--- EXERCISE DIRECTIONS ---
Repeat each entry as written and leave the images out of the copy.

======== TASK DATA

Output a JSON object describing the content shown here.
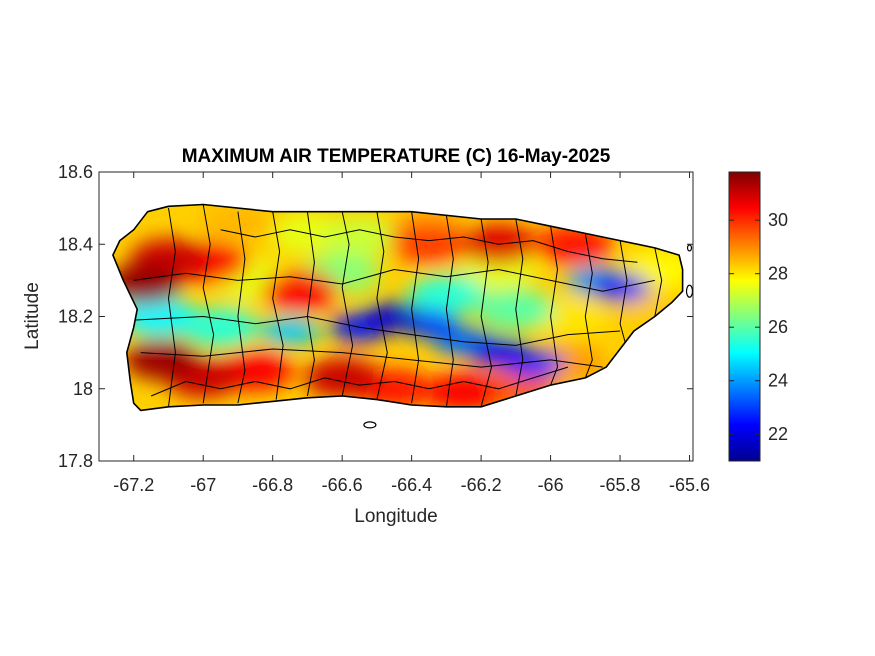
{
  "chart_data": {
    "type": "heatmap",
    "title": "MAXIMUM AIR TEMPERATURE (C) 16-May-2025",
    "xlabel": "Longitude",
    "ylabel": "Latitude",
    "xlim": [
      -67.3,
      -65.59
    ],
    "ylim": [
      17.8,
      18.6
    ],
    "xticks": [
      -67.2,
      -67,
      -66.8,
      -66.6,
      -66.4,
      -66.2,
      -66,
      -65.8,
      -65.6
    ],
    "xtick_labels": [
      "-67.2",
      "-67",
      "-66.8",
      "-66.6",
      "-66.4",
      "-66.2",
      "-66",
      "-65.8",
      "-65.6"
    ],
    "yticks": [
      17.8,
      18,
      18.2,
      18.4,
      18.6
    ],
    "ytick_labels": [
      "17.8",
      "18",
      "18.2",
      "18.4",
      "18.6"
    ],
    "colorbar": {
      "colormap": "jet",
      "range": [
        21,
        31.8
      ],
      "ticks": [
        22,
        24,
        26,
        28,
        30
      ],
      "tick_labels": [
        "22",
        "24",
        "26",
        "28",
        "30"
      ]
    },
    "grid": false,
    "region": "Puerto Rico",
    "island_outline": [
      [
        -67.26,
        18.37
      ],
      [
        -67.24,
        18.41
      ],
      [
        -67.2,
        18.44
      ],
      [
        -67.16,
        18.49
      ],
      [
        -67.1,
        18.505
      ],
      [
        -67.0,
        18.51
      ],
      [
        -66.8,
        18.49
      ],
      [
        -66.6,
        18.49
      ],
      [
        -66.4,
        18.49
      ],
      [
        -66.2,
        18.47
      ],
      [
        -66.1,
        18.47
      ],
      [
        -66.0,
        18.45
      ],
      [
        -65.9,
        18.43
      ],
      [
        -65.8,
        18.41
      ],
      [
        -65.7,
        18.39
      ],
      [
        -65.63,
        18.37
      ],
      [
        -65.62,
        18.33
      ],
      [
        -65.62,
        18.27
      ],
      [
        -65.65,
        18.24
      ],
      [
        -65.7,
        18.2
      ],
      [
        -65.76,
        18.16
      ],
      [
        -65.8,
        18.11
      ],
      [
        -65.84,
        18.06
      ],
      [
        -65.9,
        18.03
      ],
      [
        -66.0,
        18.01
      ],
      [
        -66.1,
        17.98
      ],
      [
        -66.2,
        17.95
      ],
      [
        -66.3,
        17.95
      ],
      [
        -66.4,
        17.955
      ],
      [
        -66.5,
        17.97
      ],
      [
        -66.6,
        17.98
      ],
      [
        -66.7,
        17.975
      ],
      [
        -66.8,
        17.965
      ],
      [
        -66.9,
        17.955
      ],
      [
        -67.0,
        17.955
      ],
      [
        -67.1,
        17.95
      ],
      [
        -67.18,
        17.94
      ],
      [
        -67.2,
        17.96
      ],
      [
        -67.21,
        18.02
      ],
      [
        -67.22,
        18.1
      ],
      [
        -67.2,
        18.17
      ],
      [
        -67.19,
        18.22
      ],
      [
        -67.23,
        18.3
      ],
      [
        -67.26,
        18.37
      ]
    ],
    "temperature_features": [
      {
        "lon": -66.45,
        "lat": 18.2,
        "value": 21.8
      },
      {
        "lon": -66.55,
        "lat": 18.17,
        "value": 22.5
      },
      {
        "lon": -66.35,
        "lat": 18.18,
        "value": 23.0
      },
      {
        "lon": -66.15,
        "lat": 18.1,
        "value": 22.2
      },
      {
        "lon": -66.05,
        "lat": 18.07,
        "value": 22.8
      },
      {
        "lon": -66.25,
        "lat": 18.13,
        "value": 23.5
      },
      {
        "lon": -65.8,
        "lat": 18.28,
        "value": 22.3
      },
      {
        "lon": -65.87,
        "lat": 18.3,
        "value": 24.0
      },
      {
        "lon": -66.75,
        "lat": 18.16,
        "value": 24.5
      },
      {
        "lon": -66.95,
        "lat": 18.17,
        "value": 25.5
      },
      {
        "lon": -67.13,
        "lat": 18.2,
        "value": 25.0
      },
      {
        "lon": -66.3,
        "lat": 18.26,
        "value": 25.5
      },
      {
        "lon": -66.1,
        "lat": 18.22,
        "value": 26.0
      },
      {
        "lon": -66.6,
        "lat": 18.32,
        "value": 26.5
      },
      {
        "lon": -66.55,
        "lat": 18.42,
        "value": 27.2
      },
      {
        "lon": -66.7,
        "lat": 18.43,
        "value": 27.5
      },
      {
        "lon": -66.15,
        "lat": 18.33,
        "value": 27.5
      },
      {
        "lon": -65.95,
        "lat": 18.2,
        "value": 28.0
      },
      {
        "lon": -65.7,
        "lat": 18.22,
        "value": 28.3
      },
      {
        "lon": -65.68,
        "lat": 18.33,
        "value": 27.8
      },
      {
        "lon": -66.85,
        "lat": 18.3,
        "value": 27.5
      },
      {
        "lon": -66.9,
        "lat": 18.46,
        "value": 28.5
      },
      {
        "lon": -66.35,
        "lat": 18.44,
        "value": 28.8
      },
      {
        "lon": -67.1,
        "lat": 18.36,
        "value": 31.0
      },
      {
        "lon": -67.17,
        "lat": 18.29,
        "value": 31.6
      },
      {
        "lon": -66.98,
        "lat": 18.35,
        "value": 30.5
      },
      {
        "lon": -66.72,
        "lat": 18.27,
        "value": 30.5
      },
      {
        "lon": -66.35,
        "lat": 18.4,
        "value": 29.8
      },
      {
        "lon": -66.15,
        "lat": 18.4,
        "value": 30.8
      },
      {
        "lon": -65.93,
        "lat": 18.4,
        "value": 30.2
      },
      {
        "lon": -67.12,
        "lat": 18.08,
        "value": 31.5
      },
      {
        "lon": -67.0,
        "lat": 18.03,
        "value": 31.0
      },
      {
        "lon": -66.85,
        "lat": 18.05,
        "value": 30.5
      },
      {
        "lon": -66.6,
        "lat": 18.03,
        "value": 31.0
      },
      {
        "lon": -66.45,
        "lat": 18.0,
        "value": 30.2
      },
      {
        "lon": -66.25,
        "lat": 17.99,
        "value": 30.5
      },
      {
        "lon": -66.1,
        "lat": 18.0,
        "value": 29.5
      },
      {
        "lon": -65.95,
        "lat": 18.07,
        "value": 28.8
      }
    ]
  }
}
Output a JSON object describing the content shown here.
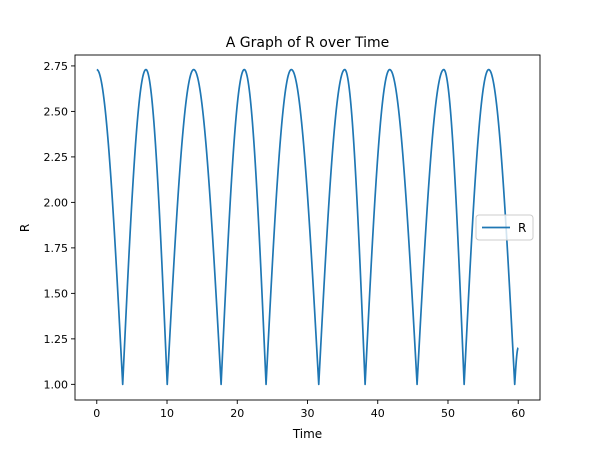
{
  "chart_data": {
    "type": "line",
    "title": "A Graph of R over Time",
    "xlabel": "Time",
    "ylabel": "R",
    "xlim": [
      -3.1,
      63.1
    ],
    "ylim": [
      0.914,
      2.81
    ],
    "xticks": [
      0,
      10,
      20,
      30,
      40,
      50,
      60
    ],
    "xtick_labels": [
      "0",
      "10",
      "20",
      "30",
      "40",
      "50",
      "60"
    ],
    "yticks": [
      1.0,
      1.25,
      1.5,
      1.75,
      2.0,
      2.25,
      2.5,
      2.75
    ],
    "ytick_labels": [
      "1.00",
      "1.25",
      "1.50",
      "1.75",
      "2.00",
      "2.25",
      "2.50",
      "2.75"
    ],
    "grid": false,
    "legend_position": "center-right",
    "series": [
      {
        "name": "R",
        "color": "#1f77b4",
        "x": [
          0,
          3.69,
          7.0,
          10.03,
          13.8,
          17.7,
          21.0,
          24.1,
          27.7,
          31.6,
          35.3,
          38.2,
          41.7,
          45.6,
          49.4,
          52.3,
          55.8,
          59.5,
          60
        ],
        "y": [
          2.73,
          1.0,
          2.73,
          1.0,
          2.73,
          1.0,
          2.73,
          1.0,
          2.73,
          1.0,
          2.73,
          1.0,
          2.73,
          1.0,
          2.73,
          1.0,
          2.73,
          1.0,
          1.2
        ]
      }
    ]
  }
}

================

--- EXERCISE RESULT ---
Output a JSON object describing the content shown here.
{
  "chart_data": {
    "type": "heatmap",
    "title": "MAXIMUM AIR TEMPERATURE (C) 16-May-2025",
    "xlabel": "Longitude",
    "ylabel": "Latitude",
    "xlim": [
      -67.3,
      -65.59
    ],
    "ylim": [
      17.8,
      18.6
    ],
    "xticks": [
      -67.2,
      -67,
      -66.8,
      -66.6,
      -66.4,
      -66.2,
      -66,
      -65.8,
      -65.6
    ],
    "xtick_labels": [
      "-67.2",
      "-67",
      "-66.8",
      "-66.6",
      "-66.4",
      "-66.2",
      "-66",
      "-65.8",
      "-65.6"
    ],
    "yticks": [
      17.8,
      18,
      18.2,
      18.4,
      18.6
    ],
    "ytick_labels": [
      "17.8",
      "18",
      "18.2",
      "18.4",
      "18.6"
    ],
    "colorbar": {
      "colormap": "jet",
      "range": [
        21,
        31.8
      ],
      "ticks": [
        22,
        24,
        26,
        28,
        30
      ],
      "tick_labels": [
        "22",
        "24",
        "26",
        "28",
        "30"
      ]
    },
    "grid": false,
    "region": "Puerto Rico",
    "island_outline": [
      [
        -67.26,
        18.37
      ],
      [
        -67.24,
        18.41
      ],
      [
        -67.2,
        18.44
      ],
      [
        -67.16,
        18.49
      ],
      [
        -67.1,
        18.505
      ],
      [
        -67.0,
        18.51
      ],
      [
        -66.8,
        18.49
      ],
      [
        -66.6,
        18.49
      ],
      [
        -66.4,
        18.49
      ],
      [
        -66.2,
        18.47
      ],
      [
        -66.1,
        18.47
      ],
      [
        -66.0,
        18.45
      ],
      [
        -65.9,
        18.43
      ],
      [
        -65.8,
        18.41
      ],
      [
        -65.7,
        18.39
      ],
      [
        -65.63,
        18.37
      ],
      [
        -65.62,
        18.33
      ],
      [
        -65.62,
        18.27
      ],
      [
        -65.65,
        18.24
      ],
      [
        -65.7,
        18.2
      ],
      [
        -65.76,
        18.16
      ],
      [
        -65.8,
        18.11
      ],
      [
        -65.84,
        18.06
      ],
      [
        -65.9,
        18.03
      ],
      [
        -66.0,
        18.01
      ],
      [
        -66.1,
        17.98
      ],
      [
        -66.2,
        17.95
      ],
      [
        -66.3,
        17.95
      ],
      [
        -66.4,
        17.955
      ],
      [
        -66.5,
        17.97
      ],
      [
        -66.6,
        17.98
      ],
      [
        -66.7,
        17.975
      ],
      [
        -66.8,
        17.965
      ],
      [
        -66.9,
        17.955
      ],
      [
        -67.0,
        17.955
      ],
      [
        -67.1,
        17.95
      ],
      [
        -67.18,
        17.94
      ],
      [
        -67.2,
        17.96
      ],
      [
        -67.21,
        18.02
      ],
      [
        -67.22,
        18.1
      ],
      [
        -67.2,
        18.17
      ],
      [
        -67.19,
        18.22
      ],
      [
        -67.23,
        18.3
      ],
      [
        -67.26,
        18.37
      ]
    ],
    "temperature_features": [
      {
        "lon": -66.45,
        "lat": 18.2,
        "value": 21.8
      },
      {
        "lon": -66.55,
        "lat": 18.17,
        "value": 22.5
      },
      {
        "lon": -66.35,
        "lat": 18.18,
        "value": 23.0
      },
      {
        "lon": -66.15,
        "lat": 18.1,
        "value": 22.2
      },
      {
        "lon": -66.05,
        "lat": 18.07,
        "value": 22.8
      },
      {
        "lon": -66.25,
        "lat": 18.13,
        "value": 23.5
      },
      {
        "lon": -65.8,
        "lat": 18.28,
        "value": 22.3
      },
      {
        "lon": -65.87,
        "lat": 18.3,
        "value": 24.0
      },
      {
        "lon": -66.75,
        "lat": 18.16,
        "value": 24.5
      },
      {
        "lon": -66.95,
        "lat": 18.17,
        "value": 25.5
      },
      {
        "lon": -67.13,
        "lat": 18.2,
        "value": 25.0
      },
      {
        "lon": -66.3,
        "lat": 18.26,
        "value": 25.5
      },
      {
        "lon": -66.1,
        "lat": 18.22,
        "value": 26.0
      },
      {
        "lon": -66.6,
        "lat": 18.32,
        "value": 26.5
      },
      {
        "lon": -66.55,
        "lat": 18.42,
        "value": 27.2
      },
      {
        "lon": -66.7,
        "lat": 18.43,
        "value": 27.5
      },
      {
        "lon": -66.15,
        "lat": 18.33,
        "value": 27.5
      },
      {
        "lon": -65.95,
        "lat": 18.2,
        "value": 28.0
      },
      {
        "lon": -65.7,
        "lat": 18.22,
        "value": 28.3
      },
      {
        "lon": -65.68,
        "lat": 18.33,
        "value": 27.8
      },
      {
        "lon": -66.85,
        "lat": 18.3,
        "value": 27.5
      },
      {
        "lon": -66.9,
        "lat": 18.46,
        "value": 28.5
      },
      {
        "lon": -66.35,
        "lat": 18.44,
        "value": 28.8
      },
      {
        "lon": -67.1,
        "lat": 18.36,
        "value": 31.0
      },
      {
        "lon": -67.17,
        "lat": 18.29,
        "value": 31.6
      },
      {
        "lon": -66.98,
        "lat": 18.35,
        "value": 30.5
      },
      {
        "lon": -66.72,
        "lat": 18.27,
        "value": 30.5
      },
      {
        "lon": -66.35,
        "lat": 18.4,
        "value": 29.8
      },
      {
        "lon": -66.15,
        "lat": 18.4,
        "value": 30.8
      },
      {
        "lon": -65.93,
        "lat": 18.4,
        "value": 30.2
      },
      {
        "lon": -67.12,
        "lat": 18.08,
        "value": 31.5
      },
      {
        "lon": -67.0,
        "lat": 18.03,
        "value": 31.0
      },
      {
        "lon": -66.85,
        "lat": 18.05,
        "value": 30.5
      },
      {
        "lon": -66.6,
        "lat": 18.03,
        "value": 31.0
      },
      {
        "lon": -66.45,
        "lat": 18.0,
        "value": 30.2
      },
      {
        "lon": -66.25,
        "lat": 17.99,
        "value": 30.5
      },
      {
        "lon": -66.1,
        "lat": 18.0,
        "value": 29.5
      },
      {
        "lon": -65.95,
        "lat": 18.07,
        "value": 28.8
      }
    ]
  }
}
Output a JSON object describing the content shown here.
{
  "chart_data": {
    "type": "line",
    "title": "A Graph of R over Time",
    "xlabel": "Time",
    "ylabel": "R",
    "xlim": [
      -3.1,
      63.1
    ],
    "ylim": [
      0.914,
      2.81
    ],
    "xticks": [
      0,
      10,
      20,
      30,
      40,
      50,
      60
    ],
    "xtick_labels": [
      "0",
      "10",
      "20",
      "30",
      "40",
      "50",
      "60"
    ],
    "yticks": [
      1.0,
      1.25,
      1.5,
      1.75,
      2.0,
      2.25,
      2.5,
      2.75
    ],
    "ytick_labels": [
      "1.00",
      "1.25",
      "1.50",
      "1.75",
      "2.00",
      "2.25",
      "2.50",
      "2.75"
    ],
    "grid": false,
    "legend_position": "center-right",
    "series": [
      {
        "name": "R",
        "color": "#1f77b4",
        "x": [
          0,
          3.69,
          7.0,
          10.03,
          13.8,
          17.7,
          21.0,
          24.1,
          27.7,
          31.6,
          35.3,
          38.2,
          41.7,
          45.6,
          49.4,
          52.3,
          55.8,
          59.5,
          60
        ],
        "y": [
          2.73,
          1.0,
          2.73,
          1.0,
          2.73,
          1.0,
          2.73,
          1.0,
          2.73,
          1.0,
          2.73,
          1.0,
          2.73,
          1.0,
          2.73,
          1.0,
          2.73,
          1.0,
          1.2
        ]
      }
    ]
  }
}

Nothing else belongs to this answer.